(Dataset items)
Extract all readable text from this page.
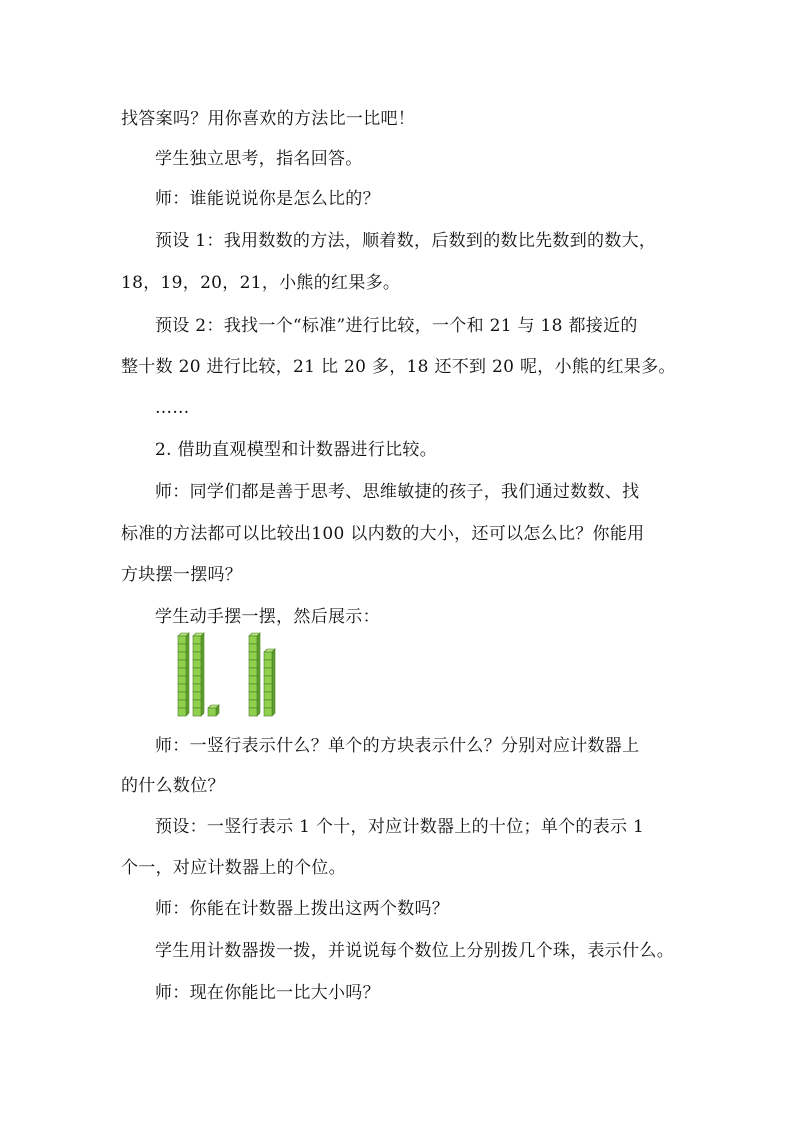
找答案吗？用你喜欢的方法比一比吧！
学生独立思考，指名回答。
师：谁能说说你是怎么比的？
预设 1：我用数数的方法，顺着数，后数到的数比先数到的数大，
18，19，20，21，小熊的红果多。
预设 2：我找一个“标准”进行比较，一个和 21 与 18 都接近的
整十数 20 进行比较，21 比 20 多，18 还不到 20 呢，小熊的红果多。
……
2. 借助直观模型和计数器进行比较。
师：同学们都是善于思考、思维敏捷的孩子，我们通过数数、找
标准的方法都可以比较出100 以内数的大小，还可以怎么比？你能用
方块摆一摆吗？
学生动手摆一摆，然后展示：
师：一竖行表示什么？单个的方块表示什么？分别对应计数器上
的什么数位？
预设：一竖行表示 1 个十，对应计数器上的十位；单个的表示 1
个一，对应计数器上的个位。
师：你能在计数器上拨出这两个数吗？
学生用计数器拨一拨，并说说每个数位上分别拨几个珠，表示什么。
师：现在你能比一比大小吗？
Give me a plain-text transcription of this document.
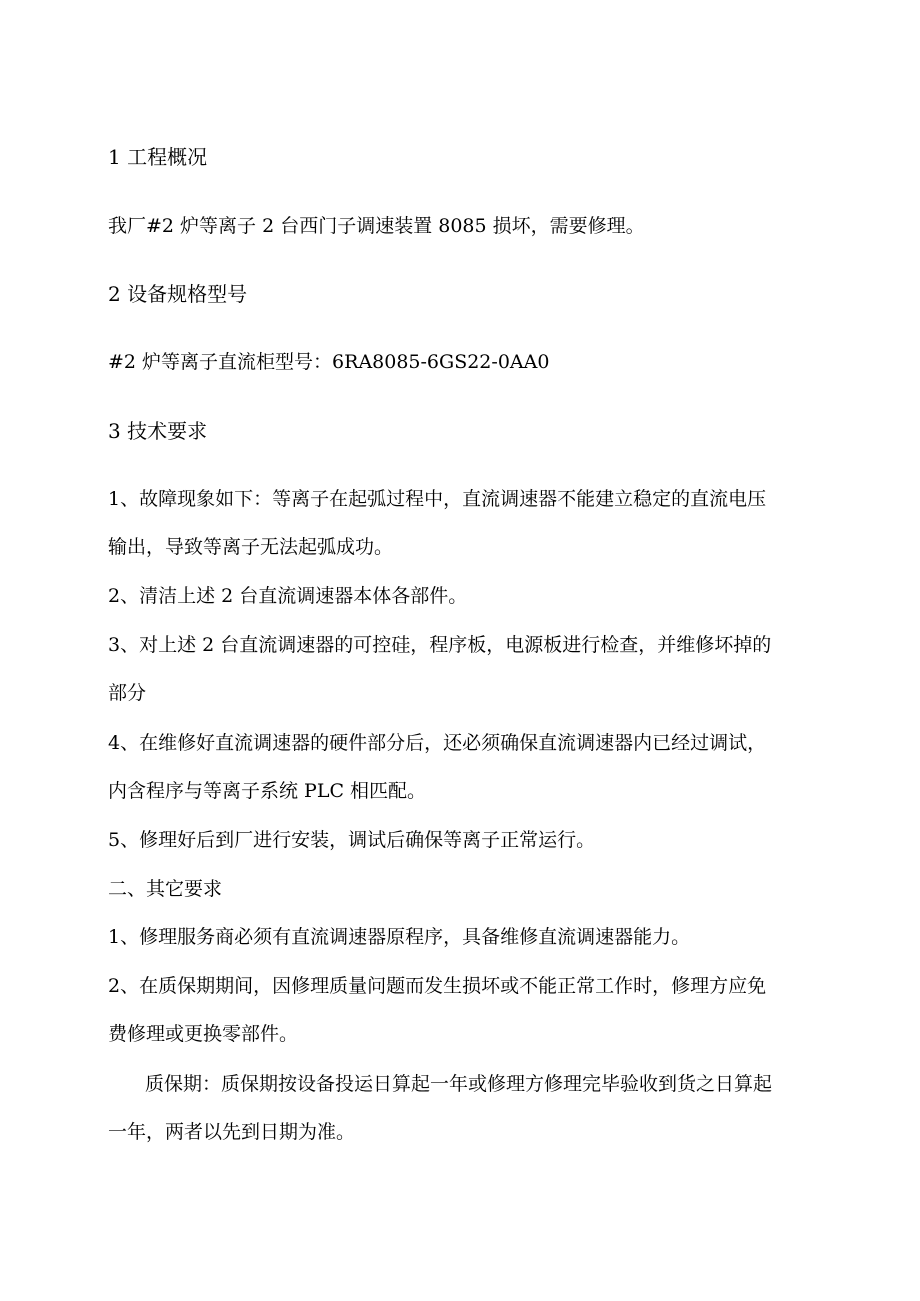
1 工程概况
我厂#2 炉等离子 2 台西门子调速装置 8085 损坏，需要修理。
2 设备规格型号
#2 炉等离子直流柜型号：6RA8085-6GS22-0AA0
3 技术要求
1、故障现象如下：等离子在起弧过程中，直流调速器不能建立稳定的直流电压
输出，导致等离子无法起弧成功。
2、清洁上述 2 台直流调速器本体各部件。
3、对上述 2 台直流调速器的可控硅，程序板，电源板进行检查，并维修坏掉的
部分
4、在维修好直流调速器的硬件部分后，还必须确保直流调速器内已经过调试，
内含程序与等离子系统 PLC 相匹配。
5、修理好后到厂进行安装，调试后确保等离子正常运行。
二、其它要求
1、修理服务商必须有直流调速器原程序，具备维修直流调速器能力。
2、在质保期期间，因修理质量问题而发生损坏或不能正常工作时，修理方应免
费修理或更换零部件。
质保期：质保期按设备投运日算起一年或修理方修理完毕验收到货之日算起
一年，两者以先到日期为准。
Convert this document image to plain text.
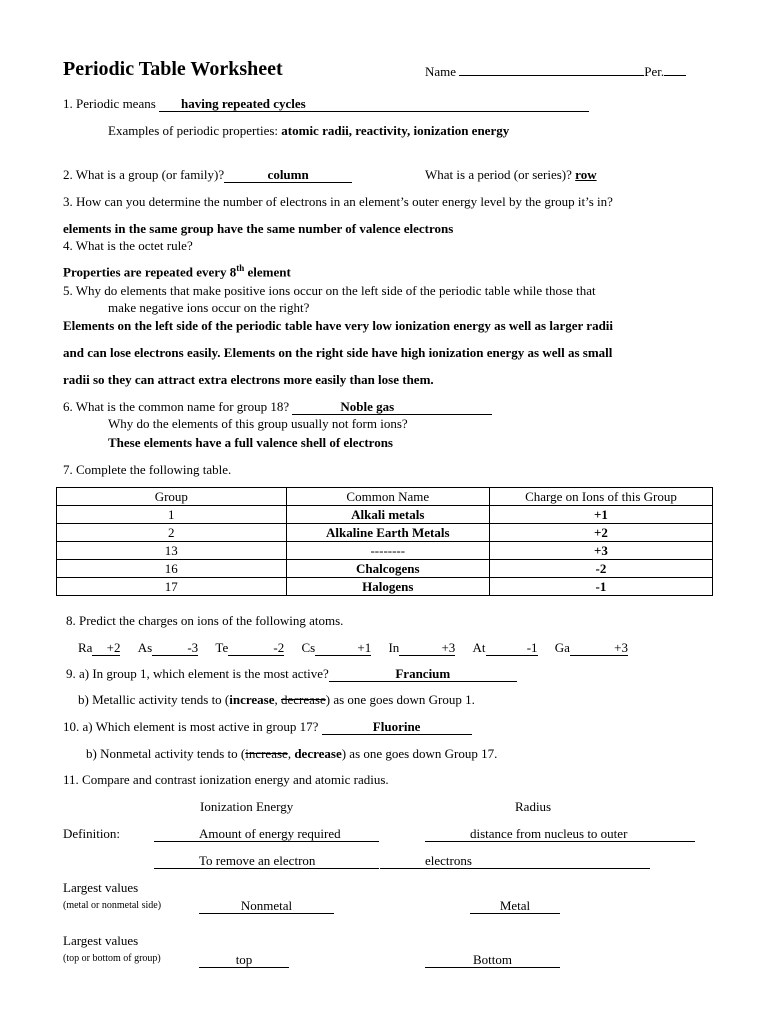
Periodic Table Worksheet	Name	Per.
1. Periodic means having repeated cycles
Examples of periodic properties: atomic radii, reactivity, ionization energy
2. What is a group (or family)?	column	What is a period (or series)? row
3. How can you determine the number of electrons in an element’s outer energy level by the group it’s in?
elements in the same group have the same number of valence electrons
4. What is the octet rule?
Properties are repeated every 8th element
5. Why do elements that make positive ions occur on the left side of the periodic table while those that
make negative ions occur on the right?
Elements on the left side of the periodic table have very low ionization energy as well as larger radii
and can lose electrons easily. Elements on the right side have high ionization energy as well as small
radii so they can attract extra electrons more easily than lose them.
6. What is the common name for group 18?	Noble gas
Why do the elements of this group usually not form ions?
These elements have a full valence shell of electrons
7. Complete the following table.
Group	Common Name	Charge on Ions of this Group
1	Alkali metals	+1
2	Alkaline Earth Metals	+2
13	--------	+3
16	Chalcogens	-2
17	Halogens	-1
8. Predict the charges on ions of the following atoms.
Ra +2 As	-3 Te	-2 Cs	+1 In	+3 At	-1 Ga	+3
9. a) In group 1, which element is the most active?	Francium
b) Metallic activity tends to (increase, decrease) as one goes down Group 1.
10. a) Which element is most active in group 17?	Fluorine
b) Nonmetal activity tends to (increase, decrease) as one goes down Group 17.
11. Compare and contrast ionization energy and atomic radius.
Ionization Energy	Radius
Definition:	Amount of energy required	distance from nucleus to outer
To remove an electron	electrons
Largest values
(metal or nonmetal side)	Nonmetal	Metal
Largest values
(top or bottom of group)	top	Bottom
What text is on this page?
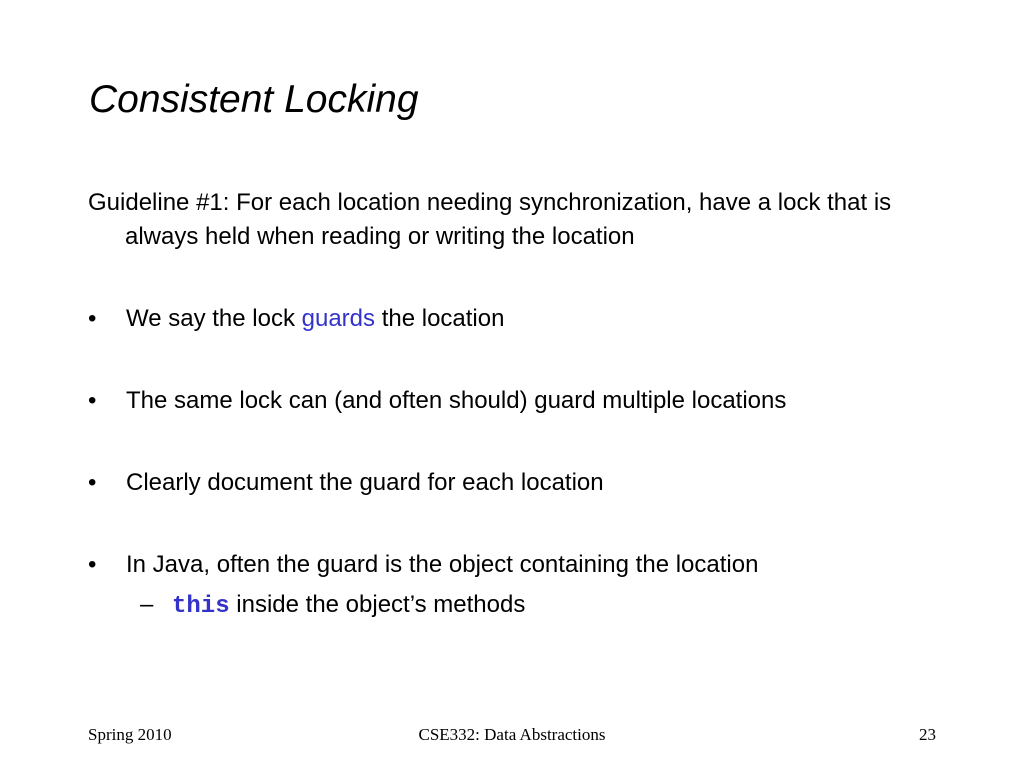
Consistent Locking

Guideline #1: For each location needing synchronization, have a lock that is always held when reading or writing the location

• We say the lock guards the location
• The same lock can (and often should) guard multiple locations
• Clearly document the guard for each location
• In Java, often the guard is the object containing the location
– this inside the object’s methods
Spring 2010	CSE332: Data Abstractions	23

— What you should do —
The pictures in the entries should be left out; output everything else exactly.

— Task answer —
Extract all readable text from this page.
找答案吗？用你喜欢的方法比一比吧！
学生独立思考，指名回答。
师：谁能说说你是怎么比的？
预设 1：我用数数的方法，顺着数，后数到的数比先数到的数大，
18，19，20，21，小熊的红果多。
预设 2：我找一个“标准”进行比较，一个和 21 与 18 都接近的
整十数 20 进行比较，21 比 20 多，18 还不到 20 呢，小熊的红果多。
……
2. 借助直观模型和计数器进行比较。
师：同学们都是善于思考、思维敏捷的孩子，我们通过数数、找
标准的方法都可以比较出100 以内数的大小，还可以怎么比？你能用
方块摆一摆吗？
学生动手摆一摆，然后展示：
师：一竖行表示什么？单个的方块表示什么？分别对应计数器上
的什么数位？
预设：一竖行表示 1 个十，对应计数器上的十位；单个的表示 1
个一，对应计数器上的个位。
师：你能在计数器上拨出这两个数吗？
学生用计数器拨一拨，并说说每个数位上分别拨几个珠，表示什么。
师：现在你能比一比大小吗？
Give me a plain-text transcription of this document.
1 工程概况
我厂#2 炉等离子 2 台西门子调速装置 8085 损坏，需要修理。
2 设备规格型号
#2 炉等离子直流柜型号：6RA8085-6GS22-0AA0
3 技术要求
1、故障现象如下：等离子在起弧过程中，直流调速器不能建立稳定的直流电压
输出，导致等离子无法起弧成功。
2、清洁上述 2 台直流调速器本体各部件。
3、对上述 2 台直流调速器的可控硅，程序板，电源板进行检查，并维修坏掉的
部分
4、在维修好直流调速器的硬件部分后，还必须确保直流调速器内已经过调试，
内含程序与等离子系统 PLC 相匹配。
5、修理好后到厂进行安装，调试后确保等离子正常运行。
二、其它要求
1、修理服务商必须有直流调速器原程序，具备维修直流调速器能力。
2、在质保期期间，因修理质量问题而发生损坏或不能正常工作时，修理方应免
费修理或更换零部件。
质保期：质保期按设备投运日算起一年或修理方修理完毕验收到货之日算起
一年，两者以先到日期为准。
Convert this document image to plain text.
Periodic Table Worksheet	Name	Per.
1. Periodic means having repeated cycles
Examples of periodic properties: atomic radii, reactivity, ionization energy
2. What is a group (or family)?	column	What is a period (or series)? row
3. How can you determine the number of electrons in an element’s outer energy level by the group it’s in?
elements in the same group have the same number of valence electrons
4. What is the octet rule?
Properties are repeated every 8th element
5. Why do elements that make positive ions occur on the left side of the periodic table while those that
make negative ions occur on the right?
Elements on the left side of the periodic table have very low ionization energy as well as larger radii
and can lose electrons easily. Elements on the right side have high ionization energy as well as small
radii so they can attract extra electrons more easily than lose them.
6. What is the common name for group 18?	Noble gas
Why do the elements of this group usually not form ions?
These elements have a full valence shell of electrons
7. Complete the following table.
Group	Common Name	Charge on Ions of this Group
1	Alkali metals	+1
2	Alkaline Earth Metals	+2
13	--------	+3
16	Chalcogens	-2
17	Halogens	-1
8. Predict the charges on ions of the following atoms.
Ra +2 As	-3 Te	-2 Cs	+1 In	+3 At	-1 Ga	+3
9. a) In group 1, which element is the most active?	Francium
b) Metallic activity tends to (increase, decrease) as one goes down Group 1.
10. a) Which element is most active in group 17?	Fluorine
b) Nonmetal activity tends to (increase, decrease) as one goes down Group 17.
11. Compare and contrast ionization energy and atomic radius.
Ionization Energy	Radius
Definition:	Amount of energy required	distance from nucleus to outer
To remove an electron	electrons
Largest values
(metal or nonmetal side)	Nonmetal	Metal
Largest values
(top or bottom of group)	top	Bottom
What text is on this page?
Consistent Locking

Guideline #1: For each location needing synchronization, have a lock that is always held when reading or writing the location

• We say the lock guards the location
• The same lock can (and often should) guard multiple locations
• Clearly document the guard for each location
• In Java, often the guard is the object containing the location
– this inside the object’s methods
Spring 2010	CSE332: Data Abstractions	23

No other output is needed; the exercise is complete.